>> Begin Supplied data

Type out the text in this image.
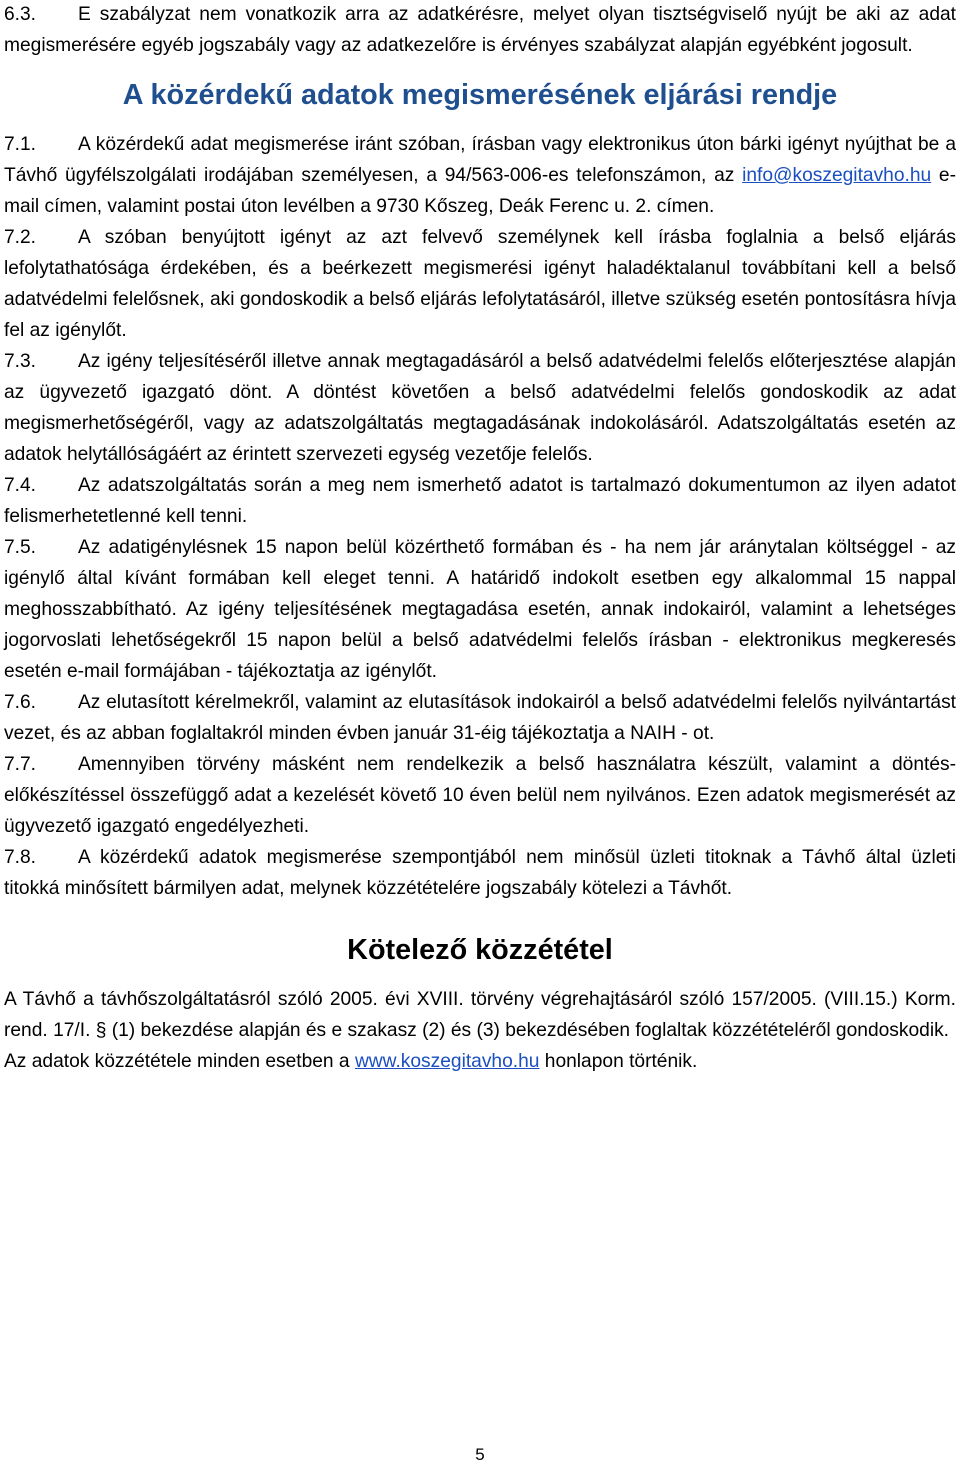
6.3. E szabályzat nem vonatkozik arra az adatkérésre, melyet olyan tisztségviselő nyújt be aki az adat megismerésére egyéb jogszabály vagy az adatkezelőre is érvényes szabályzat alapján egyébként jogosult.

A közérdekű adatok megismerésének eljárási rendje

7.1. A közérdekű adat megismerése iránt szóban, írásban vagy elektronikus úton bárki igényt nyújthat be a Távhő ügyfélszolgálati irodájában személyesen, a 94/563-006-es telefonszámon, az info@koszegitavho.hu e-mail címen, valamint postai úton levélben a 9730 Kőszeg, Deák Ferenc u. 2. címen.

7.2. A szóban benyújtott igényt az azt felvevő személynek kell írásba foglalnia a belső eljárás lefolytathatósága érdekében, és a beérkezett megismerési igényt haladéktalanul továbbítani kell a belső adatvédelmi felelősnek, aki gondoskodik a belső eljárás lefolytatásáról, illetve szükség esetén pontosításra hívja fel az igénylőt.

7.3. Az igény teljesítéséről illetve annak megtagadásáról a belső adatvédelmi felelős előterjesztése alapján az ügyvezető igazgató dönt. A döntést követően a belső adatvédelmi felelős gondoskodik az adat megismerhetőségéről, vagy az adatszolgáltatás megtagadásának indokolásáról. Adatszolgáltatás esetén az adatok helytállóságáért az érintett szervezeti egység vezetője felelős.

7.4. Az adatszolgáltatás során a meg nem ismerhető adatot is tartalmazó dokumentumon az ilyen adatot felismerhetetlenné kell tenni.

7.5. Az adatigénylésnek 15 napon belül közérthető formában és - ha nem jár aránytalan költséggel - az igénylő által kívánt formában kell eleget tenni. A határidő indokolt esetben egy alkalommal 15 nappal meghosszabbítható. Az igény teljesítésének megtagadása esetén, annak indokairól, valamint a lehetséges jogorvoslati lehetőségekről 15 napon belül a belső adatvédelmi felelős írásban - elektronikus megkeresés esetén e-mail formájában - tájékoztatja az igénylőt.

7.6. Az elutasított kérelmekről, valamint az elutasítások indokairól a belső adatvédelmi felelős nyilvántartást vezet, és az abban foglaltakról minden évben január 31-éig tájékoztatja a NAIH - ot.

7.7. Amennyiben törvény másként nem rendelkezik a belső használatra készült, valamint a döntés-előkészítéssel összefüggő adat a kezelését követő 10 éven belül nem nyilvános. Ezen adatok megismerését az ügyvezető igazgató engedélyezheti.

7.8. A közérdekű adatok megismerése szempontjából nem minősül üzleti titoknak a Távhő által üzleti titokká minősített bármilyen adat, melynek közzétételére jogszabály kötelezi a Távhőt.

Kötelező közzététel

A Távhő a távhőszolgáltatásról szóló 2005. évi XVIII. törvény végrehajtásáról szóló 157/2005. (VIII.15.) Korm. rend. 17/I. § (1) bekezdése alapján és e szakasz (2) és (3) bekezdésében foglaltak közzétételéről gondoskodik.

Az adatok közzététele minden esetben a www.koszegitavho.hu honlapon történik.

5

>> End Supplied data
>> Begin Supplied data

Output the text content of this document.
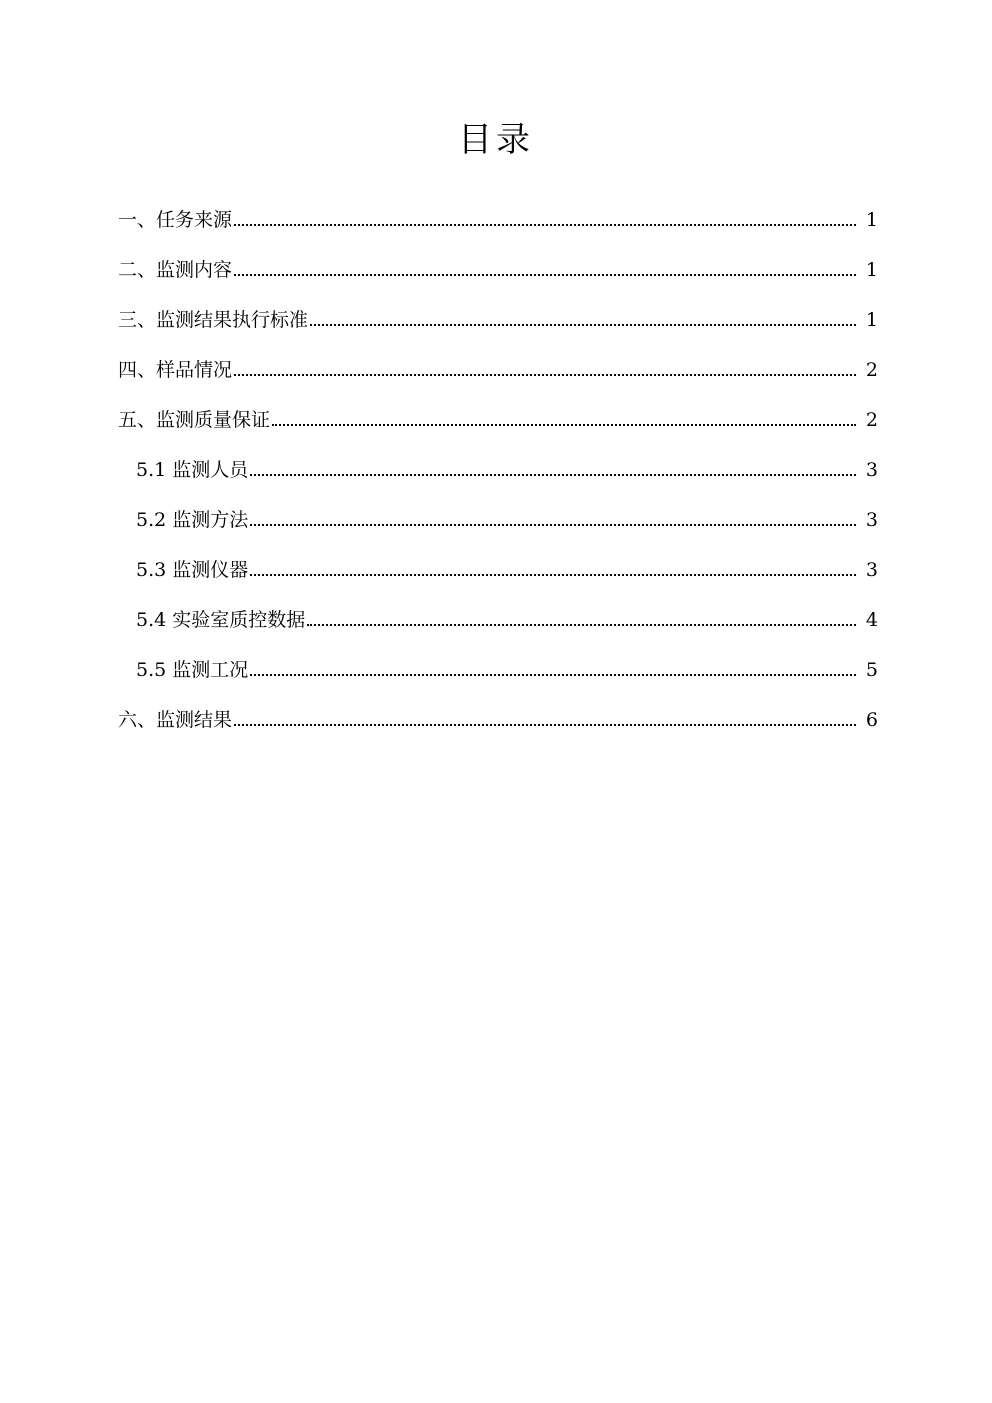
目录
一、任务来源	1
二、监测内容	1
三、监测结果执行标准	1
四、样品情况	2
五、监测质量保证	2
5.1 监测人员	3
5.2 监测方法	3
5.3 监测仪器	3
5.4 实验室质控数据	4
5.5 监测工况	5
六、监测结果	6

>> End Supplied data

▸ What to produce: Working from the entries above, return all lines that contain "igazgató".

▸ Full answer:
7.3. Az igény teljesítéséről illetve annak megtagadásáról a belső adatvédelmi felelős előterjesztése alapján az ügyvezető igazgató dönt. A döntést követően a belső adatvédelmi felelős gondoskodik az adat megismerhetőségéről, vagy az adatszolgáltatás megtagadásának indokolásáról. Adatszolgáltatás esetén az adatok helytállóságáért az érintett szervezeti egység vezetője felelős.
7.7. Amennyiben törvény másként nem rendelkezik a belső használatra készült, valamint a döntés-előkészítéssel összefüggő adat a kezelését követő 10 éven belül nem nyilvános. Ezen adatok megismerését az ügyvezető igazgató engedélyezheti.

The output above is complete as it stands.